- Problem statement -
Answer with the number of lines in the listing below that contain the word "Tendencia", and nothing else.
----- Supplied records
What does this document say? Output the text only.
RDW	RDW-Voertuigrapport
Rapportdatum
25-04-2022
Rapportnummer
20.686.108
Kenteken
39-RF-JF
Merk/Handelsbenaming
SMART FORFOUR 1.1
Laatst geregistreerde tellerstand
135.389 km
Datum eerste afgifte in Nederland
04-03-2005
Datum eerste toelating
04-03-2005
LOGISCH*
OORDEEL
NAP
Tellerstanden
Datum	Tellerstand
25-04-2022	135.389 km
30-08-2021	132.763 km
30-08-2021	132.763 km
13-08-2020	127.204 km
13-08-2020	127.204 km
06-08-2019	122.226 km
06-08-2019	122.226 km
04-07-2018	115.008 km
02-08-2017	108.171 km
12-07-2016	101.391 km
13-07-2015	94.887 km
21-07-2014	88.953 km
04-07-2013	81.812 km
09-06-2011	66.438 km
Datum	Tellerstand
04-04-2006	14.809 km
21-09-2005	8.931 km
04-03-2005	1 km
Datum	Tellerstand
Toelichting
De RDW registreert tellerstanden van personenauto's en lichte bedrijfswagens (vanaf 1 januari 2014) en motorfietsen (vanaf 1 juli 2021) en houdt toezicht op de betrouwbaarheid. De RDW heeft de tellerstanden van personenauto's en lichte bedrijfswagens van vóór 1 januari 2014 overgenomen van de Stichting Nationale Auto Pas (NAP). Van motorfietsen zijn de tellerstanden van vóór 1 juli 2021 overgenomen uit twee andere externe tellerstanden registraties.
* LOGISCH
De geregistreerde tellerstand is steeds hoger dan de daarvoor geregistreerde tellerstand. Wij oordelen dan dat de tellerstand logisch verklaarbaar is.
----------
----- Supplied records
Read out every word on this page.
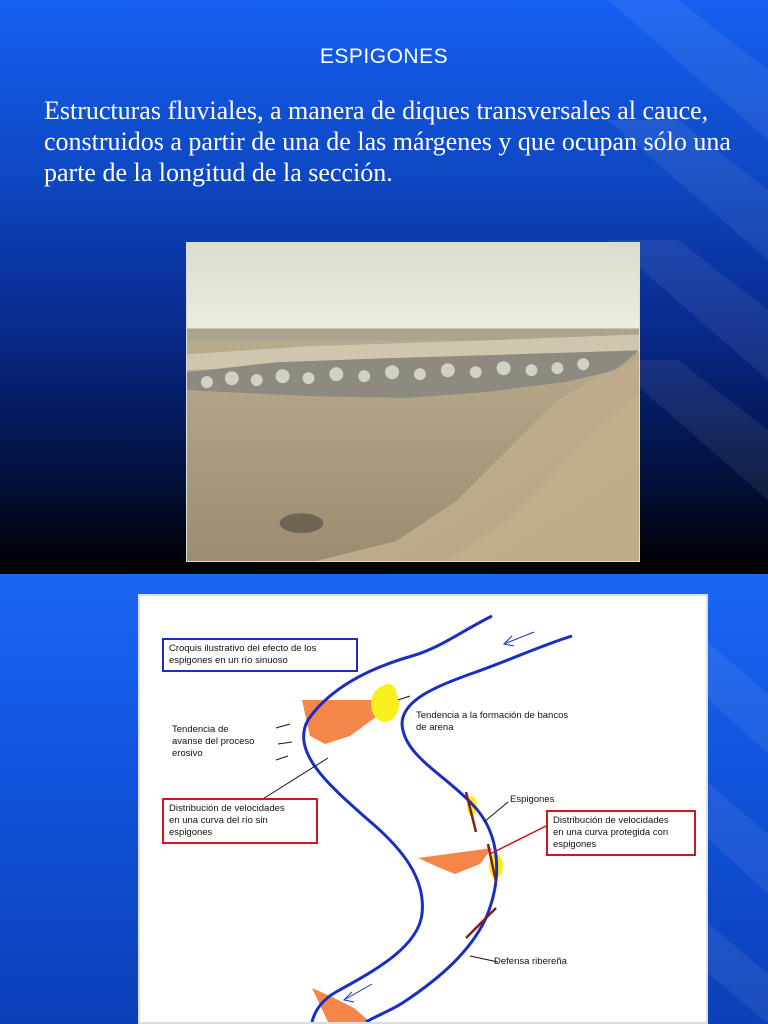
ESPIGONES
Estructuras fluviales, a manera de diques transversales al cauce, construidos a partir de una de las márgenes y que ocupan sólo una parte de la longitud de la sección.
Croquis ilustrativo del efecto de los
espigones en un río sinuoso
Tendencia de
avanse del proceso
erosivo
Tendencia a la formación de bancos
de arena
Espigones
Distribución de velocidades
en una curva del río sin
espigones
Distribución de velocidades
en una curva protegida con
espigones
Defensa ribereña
----------
- Answer section -
2